AIM: Go through the entries below and collect each line with the string "недостатки" in it.

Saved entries
— START —

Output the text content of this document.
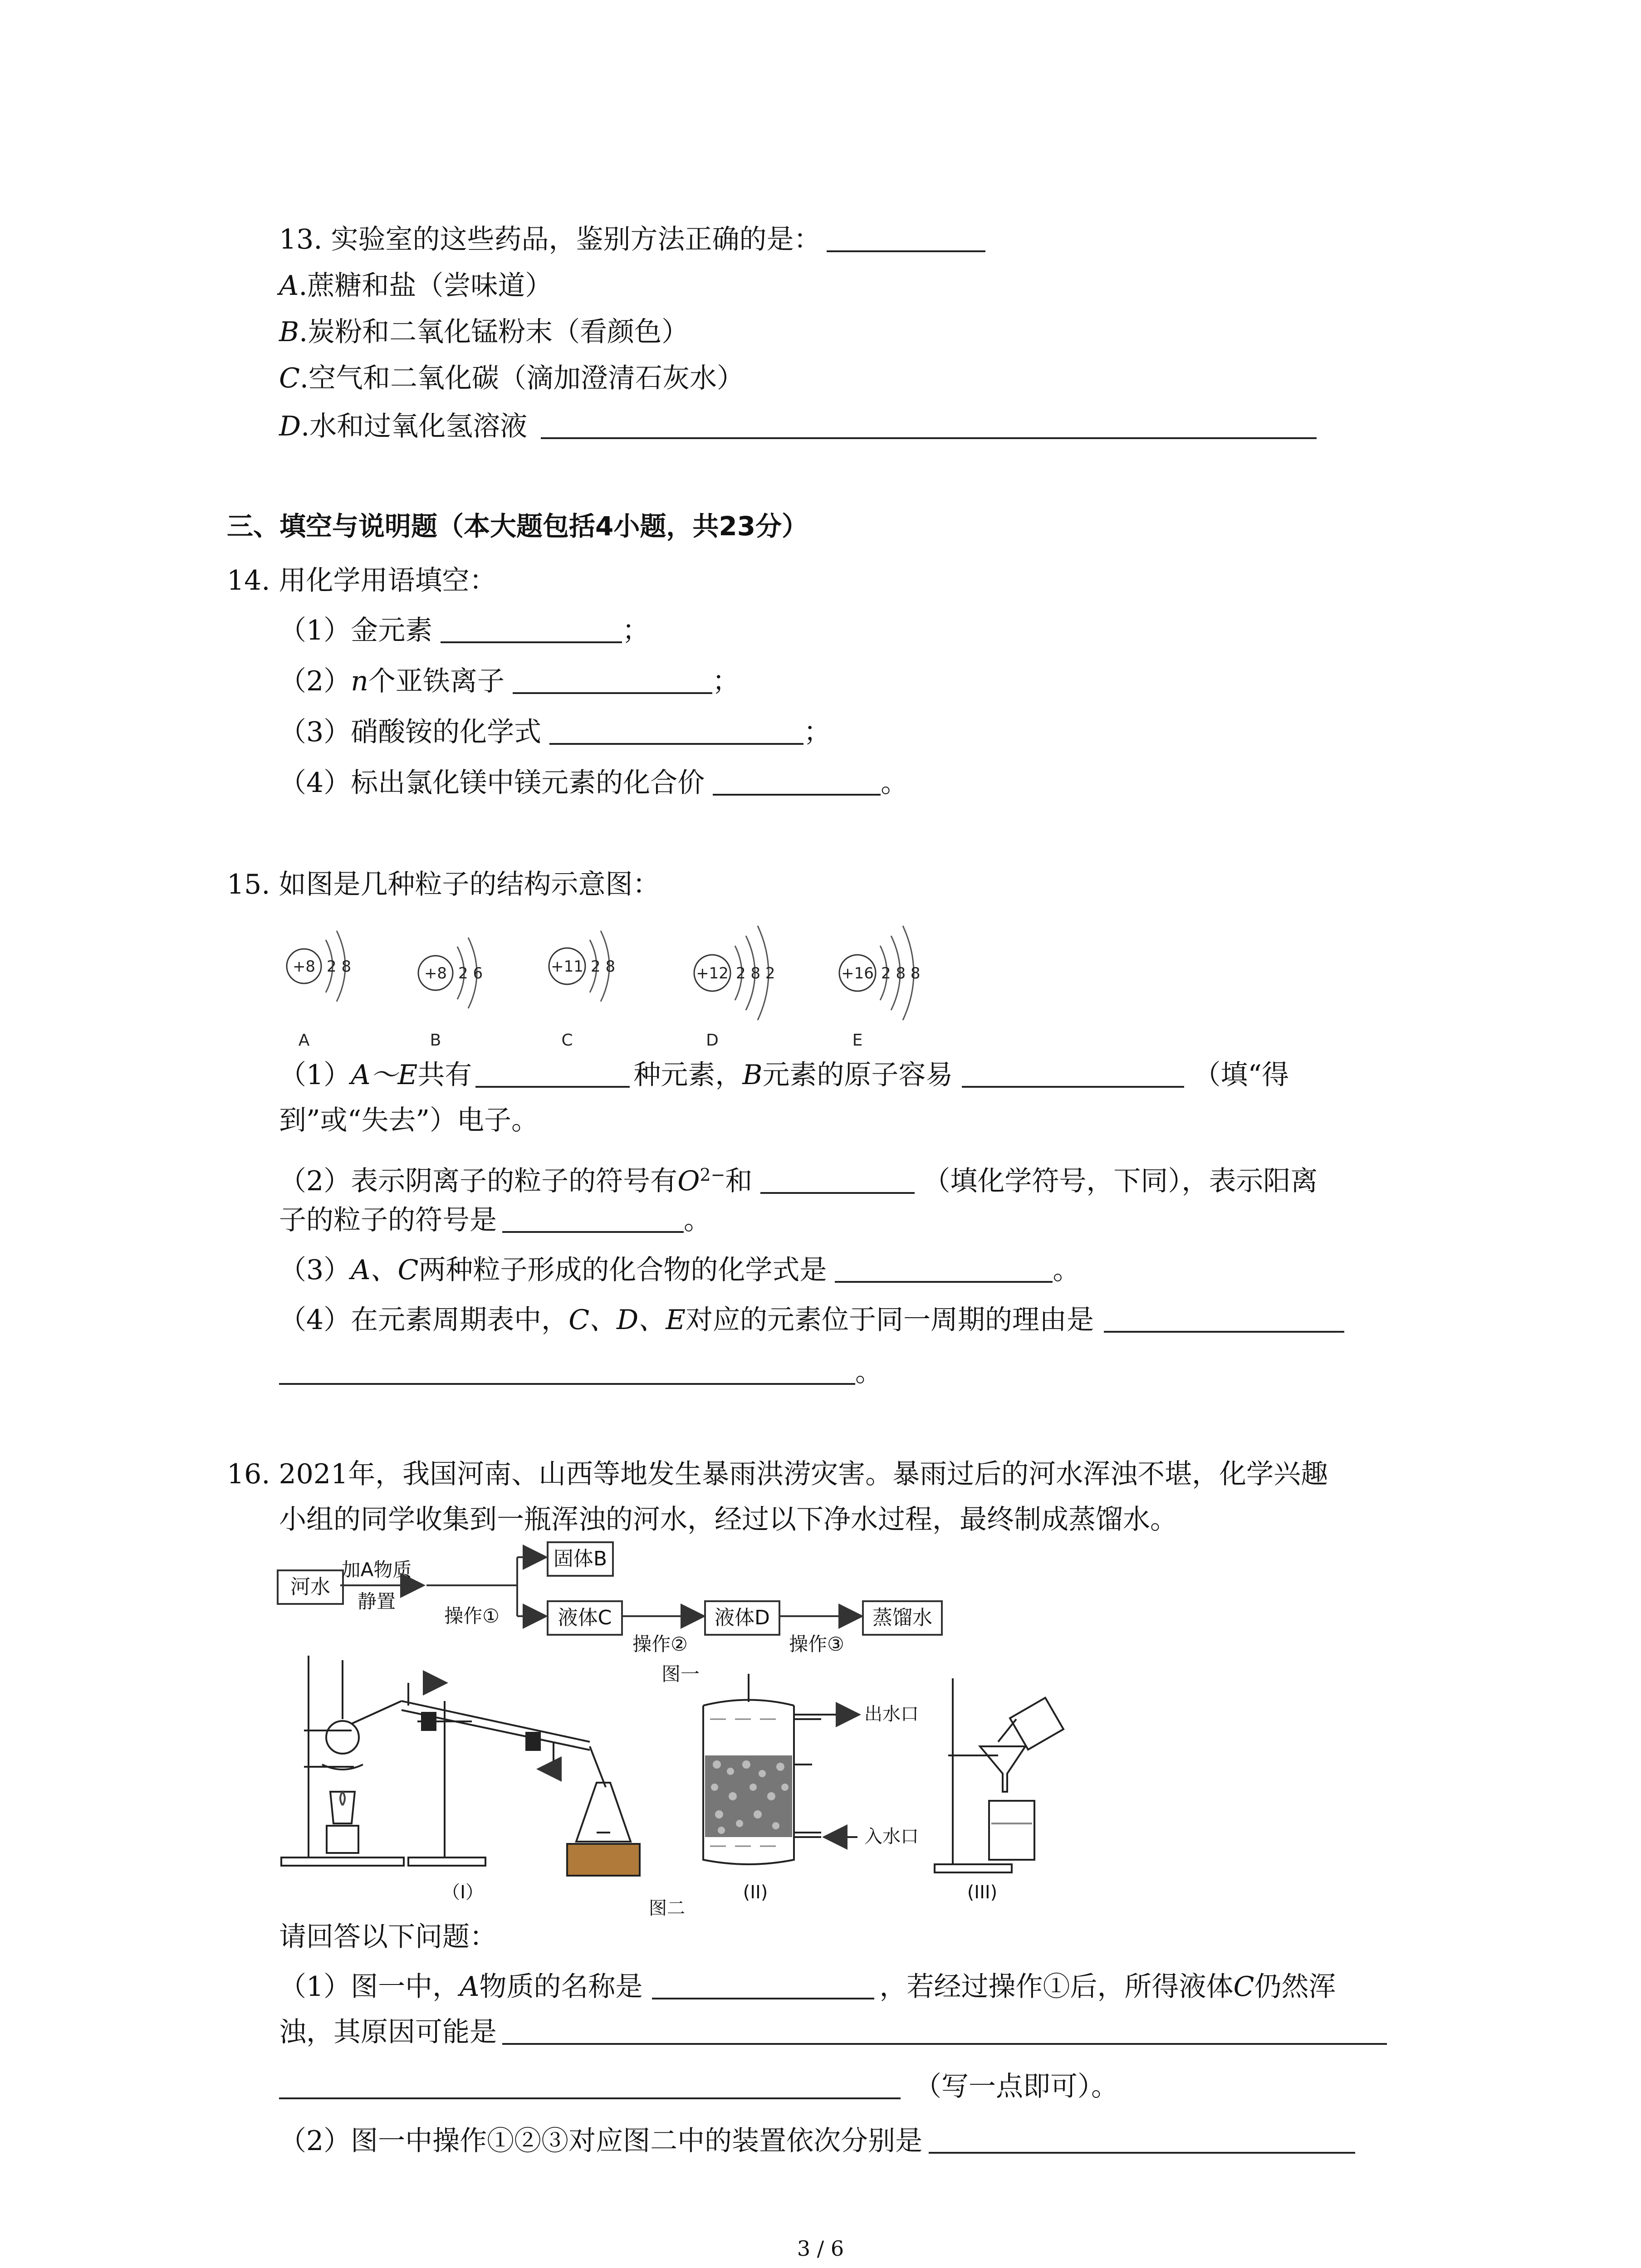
13. 实验室的这些药品，鉴别方法正确的是：
A.蔗糖和盐（尝味道）
B.炭粉和二氧化锰粉末（看颜色）
C.空气和二氧化碳（滴加澄清石灰水）
D.水和过氧化氢溶液
三、填空与说明题（本大题包括4小题，共23分）
14. 用化学用语填空：
（1）金元素	；
（2）n个亚铁离子	；
（3）硝酸铵的化学式	；
（4）标出氯化镁中镁元素的化合价	。
15. 如图是几种粒子的结构示意图：
+8 2 8
A
+8 2 6
B
+11 2 8
C
+12 2 8 2
D
+16 2 8 8
E
（1）A～E共有	种元素，B元素的原子容易	（填“得
到”或“失去”）电子。
（2）表示阴离子的粒子的符号有$O^{2-}$和	（填化学符号，下同），表示阳离
子的粒子的符号是	。
（3）A、C两种粒子形成的化合物的化学式是	。
（4）在元素周期表中，C、D、E对应的元素位于同一周期的理由是
。
16. 2021年，我国河南、山西等地发生暴雨洪涝灾害。暴雨过后的河水浑浊不堪，化学兴趣
小组的同学收集到一瓶浑浊的河水，经过以下净水过程，最终制成蒸馏水。
河水
加A物质
静置
固体B
液体C
操作①	液体D
操作②
蒸馏水
操作③
图一
出水口
入水口
（I）	(II)	(III)
图二
请回答以下问题：
（1）图一中，A物质的名称是	，若经过操作①后，所得液体C仍然浑
浊，其原因可能是
（写一点即可）。
（2）图一中操作①②③对应图二中的装置依次分别是
3 / 6
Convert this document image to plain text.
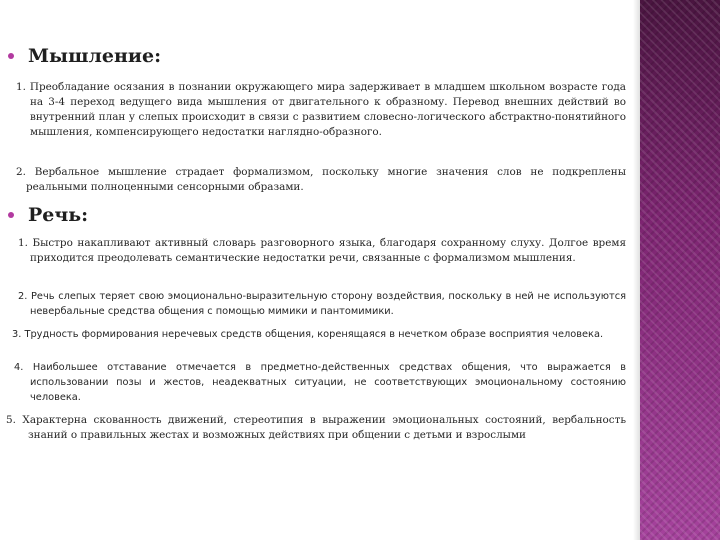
Мышление:

1. Преобладание осязания в познании окружающего мира задерживает в младшем школьном возрасте года на 3-4 переход ведущего вида мышления от двигательного к образному. Перевод внешних действий во внутренний план у слепых происходит в связи с развитием словесно-логического абстрактно-понятийного мышления, компенсирующего недостатки наглядно-образного.

2. Вербальное мышление страдает формализмом, поскольку многие значения слов не подкреплены реальными полноценными сенсорными образами.

Речь:

1. Быстро накапливают активный словарь разговорного языка, благодаря сохранному слуху. Долгое время приходится преодолевать семантические недостатки речи, связанные с формализмом мышления.

2. Речь слепых теряет свою эмоционально-выразительную сторону воздействия, поскольку в ней не используются невербальные средства общения с помощью мимики и пантомимики.

3. Трудность формирования неречевых средств общения, коренящаяся в нечетком образе восприятия человека.

4. Наибольшее отставание отмечается в предметно-действенных средствах общения, что выражается в использовании позы и жестов, неадекватных ситуации, не соответствующих эмоциональному состоянию человека.

5. Характерна скованность движений, стереотипия в выражении эмоциональных состояний, вербальность знаний о правильных жестах и возможных действиях при общении с детьми и взрослыми
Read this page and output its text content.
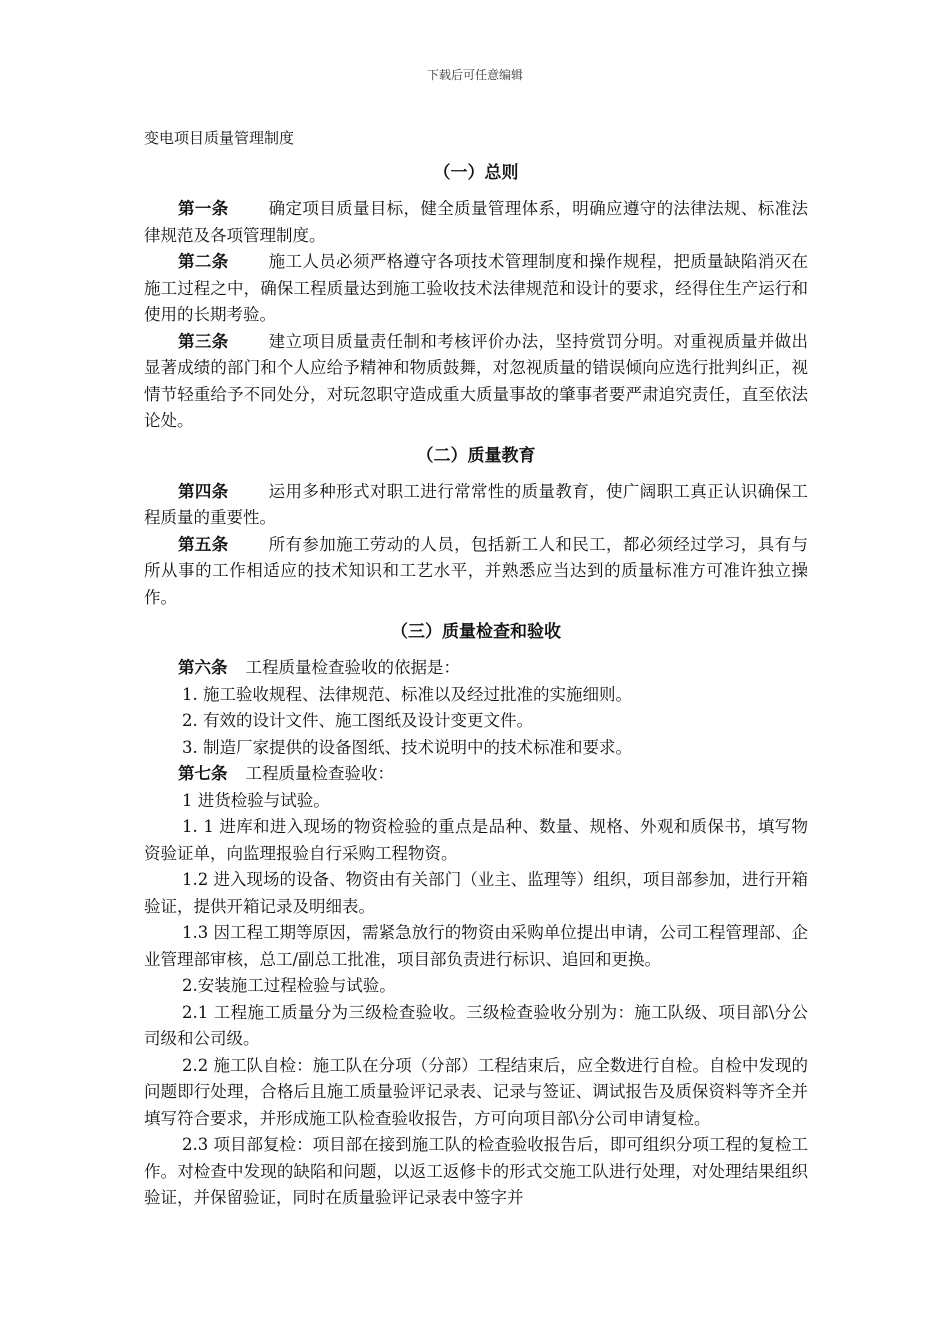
下载后可任意编辑
变电项目质量管理制度
（一）总则

第一条 确定项目质量目标，健全质量管理体系，明确应遵守的法律法规、标准法律规范及各项管理制度。

第二条 施工人员必须严格遵守各项技术管理制度和操作规程，把质量缺陷消灭在施工过程之中，确保工程质量达到施工验收技术法律规范和设计的要求，经得住生产运行和使用的长期考验。

第三条 建立项目质量责任制和考核评价办法，坚持赏罚分明。对重视质量并做出显著成绩的部门和个人应给予精神和物质鼓舞，对忽视质量的错误倾向应选行批判纠正，视情节轻重给予不同处分，对玩忽职守造成重大质量事故的肇事者要严肃追究责任，直至依法论处。

（二）质量教育

第四条 运用多种形式对职工进行常常性的质量教育，使广阔职工真正认识确保工程质量的重要性。

第五条 所有参加施工劳动的人员，包括新工人和民工，都必须经过学习，具有与所从事的工作相适应的技术知识和工艺水平，并熟悉应当达到的质量标准方可准许独立操作。

（三）质量检查和验收

第六条 工程质量检查验收的依据是：

1. 施工验收规程、法律规范、标准以及经过批准的实施细则。

2. 有效的设计文件、施工图纸及设计变更文件。

3. 制造厂家提供的设备图纸、技术说明中的技术标准和要求。

第七条 工程质量检查验收：

1 进货检验与试验。

1. 1 进库和进入现场的物资检验的重点是品种、数量、规格、外观和质保书，填写物资验证单，向监理报验自行采购工程物资。

1.2 进入现场的设备、物资由有关部门（业主、监理等）组织，项目部参加，进行开箱验证，提供开箱记录及明细表。

1.3 因工程工期等原因，需紧急放行的物资由采购单位提出申请，公司工程管理部、企业管理部审核，总工/副总工批准，项目部负责进行标识、追回和更换。

2.安装施工过程检验与试验。

2.1 工程施工质量分为三级检查验收。三级检查验收分别为：施工队级、项目部\分公司级和公司级。

2.2 施工队自检：施工队在分项（分部）工程结束后，应全数进行自检。自检中发现的问题即行处理，合格后且施工质量验评记录表、记录与签证、调试报告及质保资料等齐全并填写符合要求，并形成施工队检查验收报告，方可向项目部\分公司申请复检。

2.3 项目部复检：项目部在接到施工队的检查验收报告后，即可组织分项工程的复检工作。对检查中发现的缺陷和问题，以返工返修卡的形式交施工队进行处理，对处理结果组织验证，并保留验证，同时在质量验评记录表中签字并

— END —

RESPONSE TO THE TASK:
1. Преобладание осязания в познании окружающего мира задерживает в младшем школьном возрасте года на 3-4 переход ведущего вида мышления от двигательного к образному. Перевод внешних действий во внутренний план у слепых происходит в связи с развитием словесно-логического абстрактно-понятийного мышления, компенсирующего недостатки наглядно-образного.
1. Быстро накапливают активный словарь разговорного языка, благодаря сохранному слуху. Долгое время приходится преодолевать семантические недостатки речи, связанные с формализмом мышления.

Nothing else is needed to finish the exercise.